_WORK REQUIRED_. Each entry below is to be duplicated verbatim.

_RECORD EXTRACTS_.
☆ ☆ ☆ ☆ ☆
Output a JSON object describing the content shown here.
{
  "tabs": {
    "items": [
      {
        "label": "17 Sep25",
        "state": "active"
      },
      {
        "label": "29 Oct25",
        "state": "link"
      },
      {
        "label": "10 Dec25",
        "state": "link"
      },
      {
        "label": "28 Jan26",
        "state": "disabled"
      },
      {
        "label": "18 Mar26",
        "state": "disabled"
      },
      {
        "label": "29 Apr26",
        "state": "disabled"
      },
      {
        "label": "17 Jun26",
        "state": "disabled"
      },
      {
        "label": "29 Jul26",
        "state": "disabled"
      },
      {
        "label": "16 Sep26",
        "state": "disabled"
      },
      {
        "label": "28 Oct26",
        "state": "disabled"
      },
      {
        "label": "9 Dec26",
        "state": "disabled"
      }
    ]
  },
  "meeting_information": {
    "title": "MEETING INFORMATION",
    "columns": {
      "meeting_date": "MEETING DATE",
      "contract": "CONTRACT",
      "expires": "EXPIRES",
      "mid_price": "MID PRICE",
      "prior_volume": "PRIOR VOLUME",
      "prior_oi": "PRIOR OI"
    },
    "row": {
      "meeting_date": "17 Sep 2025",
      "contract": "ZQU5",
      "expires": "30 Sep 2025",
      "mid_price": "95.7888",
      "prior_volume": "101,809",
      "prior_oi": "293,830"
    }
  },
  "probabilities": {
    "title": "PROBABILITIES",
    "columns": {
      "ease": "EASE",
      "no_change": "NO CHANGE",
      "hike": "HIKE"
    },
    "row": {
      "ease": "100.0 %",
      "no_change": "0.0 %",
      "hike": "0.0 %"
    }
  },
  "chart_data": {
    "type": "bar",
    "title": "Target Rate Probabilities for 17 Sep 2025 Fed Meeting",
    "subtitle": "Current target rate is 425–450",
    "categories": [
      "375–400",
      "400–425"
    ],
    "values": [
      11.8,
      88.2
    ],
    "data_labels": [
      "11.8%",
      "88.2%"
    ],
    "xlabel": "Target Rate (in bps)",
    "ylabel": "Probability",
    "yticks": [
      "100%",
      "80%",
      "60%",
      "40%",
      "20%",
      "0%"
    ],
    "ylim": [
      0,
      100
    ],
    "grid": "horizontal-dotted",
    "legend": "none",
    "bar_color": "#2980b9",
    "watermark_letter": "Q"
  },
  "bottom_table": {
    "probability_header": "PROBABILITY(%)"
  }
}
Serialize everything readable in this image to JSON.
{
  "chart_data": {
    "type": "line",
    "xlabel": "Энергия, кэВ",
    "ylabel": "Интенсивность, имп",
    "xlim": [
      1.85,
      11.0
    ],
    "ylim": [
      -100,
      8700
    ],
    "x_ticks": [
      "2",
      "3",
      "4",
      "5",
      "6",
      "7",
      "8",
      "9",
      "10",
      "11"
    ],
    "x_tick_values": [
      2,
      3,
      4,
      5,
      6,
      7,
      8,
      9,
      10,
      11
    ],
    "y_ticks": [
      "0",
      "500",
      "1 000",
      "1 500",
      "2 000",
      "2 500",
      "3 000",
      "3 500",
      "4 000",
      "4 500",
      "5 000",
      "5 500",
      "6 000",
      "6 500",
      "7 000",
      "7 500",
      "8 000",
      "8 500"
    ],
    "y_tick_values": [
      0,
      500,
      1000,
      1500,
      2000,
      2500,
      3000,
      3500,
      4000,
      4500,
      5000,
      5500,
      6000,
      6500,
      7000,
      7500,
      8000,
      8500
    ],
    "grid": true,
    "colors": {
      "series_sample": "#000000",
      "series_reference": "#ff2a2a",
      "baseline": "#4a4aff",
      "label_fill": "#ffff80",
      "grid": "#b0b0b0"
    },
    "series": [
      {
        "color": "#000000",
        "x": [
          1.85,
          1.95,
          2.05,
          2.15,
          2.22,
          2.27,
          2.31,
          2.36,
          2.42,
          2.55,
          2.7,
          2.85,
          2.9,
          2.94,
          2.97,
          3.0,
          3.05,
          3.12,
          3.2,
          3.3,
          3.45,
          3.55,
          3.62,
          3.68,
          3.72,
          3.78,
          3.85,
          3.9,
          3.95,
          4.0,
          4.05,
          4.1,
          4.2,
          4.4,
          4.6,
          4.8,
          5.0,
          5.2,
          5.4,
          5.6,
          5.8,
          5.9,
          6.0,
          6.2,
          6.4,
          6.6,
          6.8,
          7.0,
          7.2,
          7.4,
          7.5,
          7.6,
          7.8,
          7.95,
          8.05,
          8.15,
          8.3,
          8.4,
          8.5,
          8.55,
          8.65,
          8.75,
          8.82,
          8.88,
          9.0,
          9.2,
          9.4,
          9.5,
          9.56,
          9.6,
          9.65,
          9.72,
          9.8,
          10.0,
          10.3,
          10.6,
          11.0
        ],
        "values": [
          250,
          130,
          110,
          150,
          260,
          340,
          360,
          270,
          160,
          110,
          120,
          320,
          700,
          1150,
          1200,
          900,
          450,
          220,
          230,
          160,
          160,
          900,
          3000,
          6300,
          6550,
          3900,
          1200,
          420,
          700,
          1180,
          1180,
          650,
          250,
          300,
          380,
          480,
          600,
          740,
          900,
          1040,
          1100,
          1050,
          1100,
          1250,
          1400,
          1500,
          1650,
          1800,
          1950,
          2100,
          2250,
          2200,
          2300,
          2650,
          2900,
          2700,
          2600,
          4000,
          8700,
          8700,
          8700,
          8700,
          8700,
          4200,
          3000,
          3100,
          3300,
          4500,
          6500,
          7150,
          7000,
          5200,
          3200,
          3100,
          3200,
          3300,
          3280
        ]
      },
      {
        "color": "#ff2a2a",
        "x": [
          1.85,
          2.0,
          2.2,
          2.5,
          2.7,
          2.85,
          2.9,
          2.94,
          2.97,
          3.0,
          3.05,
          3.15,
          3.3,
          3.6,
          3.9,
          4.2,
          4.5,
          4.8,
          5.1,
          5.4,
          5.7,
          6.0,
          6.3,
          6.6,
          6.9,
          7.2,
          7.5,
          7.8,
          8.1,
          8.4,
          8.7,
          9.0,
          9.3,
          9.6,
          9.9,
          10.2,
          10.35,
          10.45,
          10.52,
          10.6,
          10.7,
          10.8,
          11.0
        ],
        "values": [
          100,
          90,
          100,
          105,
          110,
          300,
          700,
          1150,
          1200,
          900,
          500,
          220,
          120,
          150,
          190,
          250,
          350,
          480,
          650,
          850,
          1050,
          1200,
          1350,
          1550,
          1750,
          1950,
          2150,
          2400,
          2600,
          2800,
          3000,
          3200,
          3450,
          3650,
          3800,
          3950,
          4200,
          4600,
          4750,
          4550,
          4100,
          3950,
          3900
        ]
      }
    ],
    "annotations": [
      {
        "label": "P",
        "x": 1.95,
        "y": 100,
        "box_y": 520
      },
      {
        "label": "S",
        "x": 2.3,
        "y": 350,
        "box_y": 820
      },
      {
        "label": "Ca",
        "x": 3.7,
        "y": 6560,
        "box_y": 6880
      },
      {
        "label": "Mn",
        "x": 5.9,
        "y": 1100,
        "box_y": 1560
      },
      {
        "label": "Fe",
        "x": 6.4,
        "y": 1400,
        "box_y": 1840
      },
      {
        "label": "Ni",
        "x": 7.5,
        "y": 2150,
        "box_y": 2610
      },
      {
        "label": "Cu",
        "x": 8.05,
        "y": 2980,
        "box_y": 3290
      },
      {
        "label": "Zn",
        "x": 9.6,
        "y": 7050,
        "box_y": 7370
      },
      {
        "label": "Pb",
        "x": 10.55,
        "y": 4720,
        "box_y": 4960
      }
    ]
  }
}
☆ ☆ ☆ ☆ ☆
_ANSWER BELOW_.
Output a JSON object describing the content shown here.
{
  "tabs": {
    "items": [
      {
        "label": "17 Sep25",
        "state": "active"
      },
      {
        "label": "29 Oct25",
        "state": "link"
      },
      {
        "label": "10 Dec25",
        "state": "link"
      },
      {
        "label": "28 Jan26",
        "state": "disabled"
      },
      {
        "label": "18 Mar26",
        "state": "disabled"
      },
      {
        "label": "29 Apr26",
        "state": "disabled"
      },
      {
        "label": "17 Jun26",
        "state": "disabled"
      },
      {
        "label": "29 Jul26",
        "state": "disabled"
      },
      {
        "label": "16 Sep26",
        "state": "disabled"
      },
      {
        "label": "28 Oct26",
        "state": "disabled"
      },
      {
        "label": "9 Dec26",
        "state": "disabled"
      }
    ]
  },
  "meeting_information": {
    "title": "MEETING INFORMATION",
    "columns": {
      "meeting_date": "MEETING DATE",
      "contract": "CONTRACT",
      "expires": "EXPIRES",
      "mid_price": "MID PRICE",
      "prior_volume": "PRIOR VOLUME",
      "prior_oi": "PRIOR OI"
    },
    "row": {
      "meeting_date": "17 Sep 2025",
      "contract": "ZQU5",
      "expires": "30 Sep 2025",
      "mid_price": "95.7888",
      "prior_volume": "101,809",
      "prior_oi": "293,830"
    }
  },
  "probabilities": {
    "title": "PROBABILITIES",
    "columns": {
      "ease": "EASE",
      "no_change": "NO CHANGE",
      "hike": "HIKE"
    },
    "row": {
      "ease": "100.0 %",
      "no_change": "0.0 %",
      "hike": "0.0 %"
    }
  },
  "chart_data": {
    "type": "bar",
    "title": "Target Rate Probabilities for 17 Sep 2025 Fed Meeting",
    "subtitle": "Current target rate is 425–450",
    "categories": [
      "375–400",
      "400–425"
    ],
    "values": [
      11.8,
      88.2
    ],
    "data_labels": [
      "11.8%",
      "88.2%"
    ],
    "xlabel": "Target Rate (in bps)",
    "ylabel": "Probability",
    "yticks": [
      "100%",
      "80%",
      "60%",
      "40%",
      "20%",
      "0%"
    ],
    "ylim": [
      0,
      100
    ],
    "grid": "horizontal-dotted",
    "legend": "none",
    "bar_color": "#2980b9",
    "watermark_letter": "Q"
  },
  "bottom_table": {
    "probability_header": "PROBABILITY(%)"
  }
}
Serialize everything readable in this image to JSON.
{
  "chart_data": {
    "type": "line",
    "xlabel": "Энергия, кэВ",
    "ylabel": "Интенсивность, имп",
    "xlim": [
      1.85,
      11.0
    ],
    "ylim": [
      -100,
      8700
    ],
    "x_ticks": [
      "2",
      "3",
      "4",
      "5",
      "6",
      "7",
      "8",
      "9",
      "10",
      "11"
    ],
    "x_tick_values": [
      2,
      3,
      4,
      5,
      6,
      7,
      8,
      9,
      10,
      11
    ],
    "y_ticks": [
      "0",
      "500",
      "1 000",
      "1 500",
      "2 000",
      "2 500",
      "3 000",
      "3 500",
      "4 000",
      "4 500",
      "5 000",
      "5 500",
      "6 000",
      "6 500",
      "7 000",
      "7 500",
      "8 000",
      "8 500"
    ],
    "y_tick_values": [
      0,
      500,
      1000,
      1500,
      2000,
      2500,
      3000,
      3500,
      4000,
      4500,
      5000,
      5500,
      6000,
      6500,
      7000,
      7500,
      8000,
      8500
    ],
    "grid": true,
    "colors": {
      "series_sample": "#000000",
      "series_reference": "#ff2a2a",
      "baseline": "#4a4aff",
      "label_fill": "#ffff80",
      "grid": "#b0b0b0"
    },
    "series": [
      {
        "color": "#000000",
        "x": [
          1.85,
          1.95,
          2.05,
          2.15,
          2.22,
          2.27,
          2.31,
          2.36,
          2.42,
          2.55,
          2.7,
          2.85,
          2.9,
          2.94,
          2.97,
          3.0,
          3.05,
          3.12,
          3.2,
          3.3,
          3.45,
          3.55,
          3.62,
          3.68,
          3.72,
          3.78,
          3.85,
          3.9,
          3.95,
          4.0,
          4.05,
          4.1,
          4.2,
          4.4,
          4.6,
          4.8,
          5.0,
          5.2,
          5.4,
          5.6,
          5.8,
          5.9,
          6.0,
          6.2,
          6.4,
          6.6,
          6.8,
          7.0,
          7.2,
          7.4,
          7.5,
          7.6,
          7.8,
          7.95,
          8.05,
          8.15,
          8.3,
          8.4,
          8.5,
          8.55,
          8.65,
          8.75,
          8.82,
          8.88,
          9.0,
          9.2,
          9.4,
          9.5,
          9.56,
          9.6,
          9.65,
          9.72,
          9.8,
          10.0,
          10.3,
          10.6,
          11.0
        ],
        "values": [
          250,
          130,
          110,
          150,
          260,
          340,
          360,
          270,
          160,
          110,
          120,
          320,
          700,
          1150,
          1200,
          900,
          450,
          220,
          230,
          160,
          160,
          900,
          3000,
          6300,
          6550,
          3900,
          1200,
          420,
          700,
          1180,
          1180,
          650,
          250,
          300,
          380,
          480,
          600,
          740,
          900,
          1040,
          1100,
          1050,
          1100,
          1250,
          1400,
          1500,
          1650,
          1800,
          1950,
          2100,
          2250,
          2200,
          2300,
          2650,
          2900,
          2700,
          2600,
          4000,
          8700,
          8700,
          8700,
          8700,
          8700,
          4200,
          3000,
          3100,
          3300,
          4500,
          6500,
          7150,
          7000,
          5200,
          3200,
          3100,
          3200,
          3300,
          3280
        ]
      },
      {
        "color": "#ff2a2a",
        "x": [
          1.85,
          2.0,
          2.2,
          2.5,
          2.7,
          2.85,
          2.9,
          2.94,
          2.97,
          3.0,
          3.05,
          3.15,
          3.3,
          3.6,
          3.9,
          4.2,
          4.5,
          4.8,
          5.1,
          5.4,
          5.7,
          6.0,
          6.3,
          6.6,
          6.9,
          7.2,
          7.5,
          7.8,
          8.1,
          8.4,
          8.7,
          9.0,
          9.3,
          9.6,
          9.9,
          10.2,
          10.35,
          10.45,
          10.52,
          10.6,
          10.7,
          10.8,
          11.0
        ],
        "values": [
          100,
          90,
          100,
          105,
          110,
          300,
          700,
          1150,
          1200,
          900,
          500,
          220,
          120,
          150,
          190,
          250,
          350,
          480,
          650,
          850,
          1050,
          1200,
          1350,
          1550,
          1750,
          1950,
          2150,
          2400,
          2600,
          2800,
          3000,
          3200,
          3450,
          3650,
          3800,
          3950,
          4200,
          4600,
          4750,
          4550,
          4100,
          3950,
          3900
        ]
      }
    ],
    "annotations": [
      {
        "label": "P",
        "x": 1.95,
        "y": 100,
        "box_y": 520
      },
      {
        "label": "S",
        "x": 2.3,
        "y": 350,
        "box_y": 820
      },
      {
        "label": "Ca",
        "x": 3.7,
        "y": 6560,
        "box_y": 6880
      },
      {
        "label": "Mn",
        "x": 5.9,
        "y": 1100,
        "box_y": 1560
      },
      {
        "label": "Fe",
        "x": 6.4,
        "y": 1400,
        "box_y": 1840
      },
      {
        "label": "Ni",
        "x": 7.5,
        "y": 2150,
        "box_y": 2610
      },
      {
        "label": "Cu",
        "x": 8.05,
        "y": 2980,
        "box_y": 3290
      },
      {
        "label": "Zn",
        "x": 9.6,
        "y": 7050,
        "box_y": 7370
      },
      {
        "label": "Pb",
        "x": 10.55,
        "y": 4720,
        "box_y": 4960
      }
    ]
  }
}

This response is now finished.